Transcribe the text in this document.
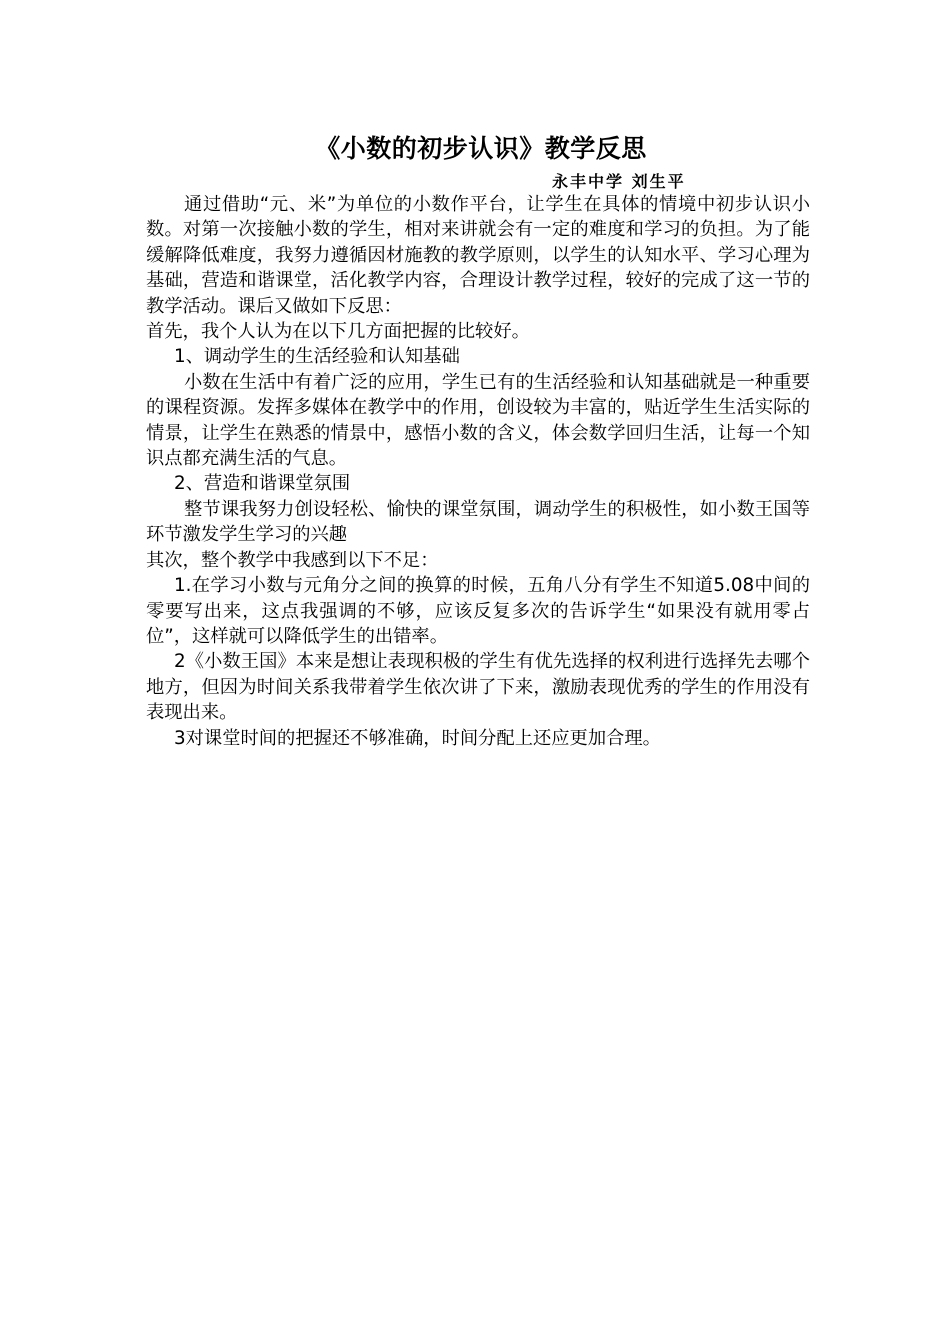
《小数的初步认识》教学反思

永丰中学 刘生平

通过借助“元、米”为单位的小数作平台，让学生在具体的情境中初步认识小数。对第一次接触小数的学生，相对来讲就会有一定的难度和学习的负担。为了能缓解降低难度，我努力遵循因材施教的教学原则，以学生的认知水平、学习心理为基础，营造和谐课堂，活化教学内容，合理设计教学过程，较好的完成了这一节的教学活动。课后又做如下反思：

首先，我个人认为在以下几方面把握的比较好。

1、调动学生的生活经验和认知基础

小数在生活中有着广泛的应用，学生已有的生活经验和认知基础就是一种重要的课程资源。发挥多媒体在教学中的作用，创设较为丰富的，贴近学生生活实际的情景，让学生在熟悉的情景中，感悟小数的含义，体会数学回归生活，让每一个知识点都充满生活的气息。

2、营造和谐课堂氛围

整节课我努力创设轻松、愉快的课堂氛围，调动学生的积极性，如小数王国等环节激发学生学习的兴趣

其次，整个教学中我感到以下不足：

1.在学习小数与元角分之间的换算的时候，五角八分有学生不知道5.08中间的零要写出来，这点我强调的不够，应该反复多次的告诉学生“如果没有就用零占位”，这样就可以降低学生的出错率。

2《小数王国》本来是想让表现积极的学生有优先选择的权利进行选择先去哪个地方，但因为时间关系我带着学生依次讲了下来，激励表现优秀的学生的作用没有表现出来。

3对课堂时间的把握还不够准确，时间分配上还应更加合理。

▶ _WHAT IS BEING ASKED_: All of the lines above should be printed exactly, minus the pictures.

▶ _EXERCISE OUTPUT_:
Transcribe the text in this document.
《小数的初步认识》教学反思

永丰中学 刘生平

通过借助“元、米”为单位的小数作平台，让学生在具体的情境中初步认识小数。对第一次接触小数的学生，相对来讲就会有一定的难度和学习的负担。为了能缓解降低难度，我努力遵循因材施教的教学原则，以学生的认知水平、学习心理为基础，营造和谐课堂，活化教学内容，合理设计教学过程，较好的完成了这一节的教学活动。课后又做如下反思：

首先，我个人认为在以下几方面把握的比较好。

1、调动学生的生活经验和认知基础

小数在生活中有着广泛的应用，学生已有的生活经验和认知基础就是一种重要的课程资源。发挥多媒体在教学中的作用，创设较为丰富的，贴近学生生活实际的情景，让学生在熟悉的情景中，感悟小数的含义，体会数学回归生活，让每一个知识点都充满生活的气息。

2、营造和谐课堂氛围

整节课我努力创设轻松、愉快的课堂氛围，调动学生的积极性，如小数王国等环节激发学生学习的兴趣

其次，整个教学中我感到以下不足：

1.在学习小数与元角分之间的换算的时候，五角八分有学生不知道5.08中间的零要写出来，这点我强调的不够，应该反复多次的告诉学生“如果没有就用零占位”，这样就可以降低学生的出错率。

2《小数王国》本来是想让表现积极的学生有优先选择的权利进行选择先去哪个地方，但因为时间关系我带着学生依次讲了下来，激励表现优秀的学生的作用没有表现出来。

3对课堂时间的把握还不够准确，时间分配上还应更加合理。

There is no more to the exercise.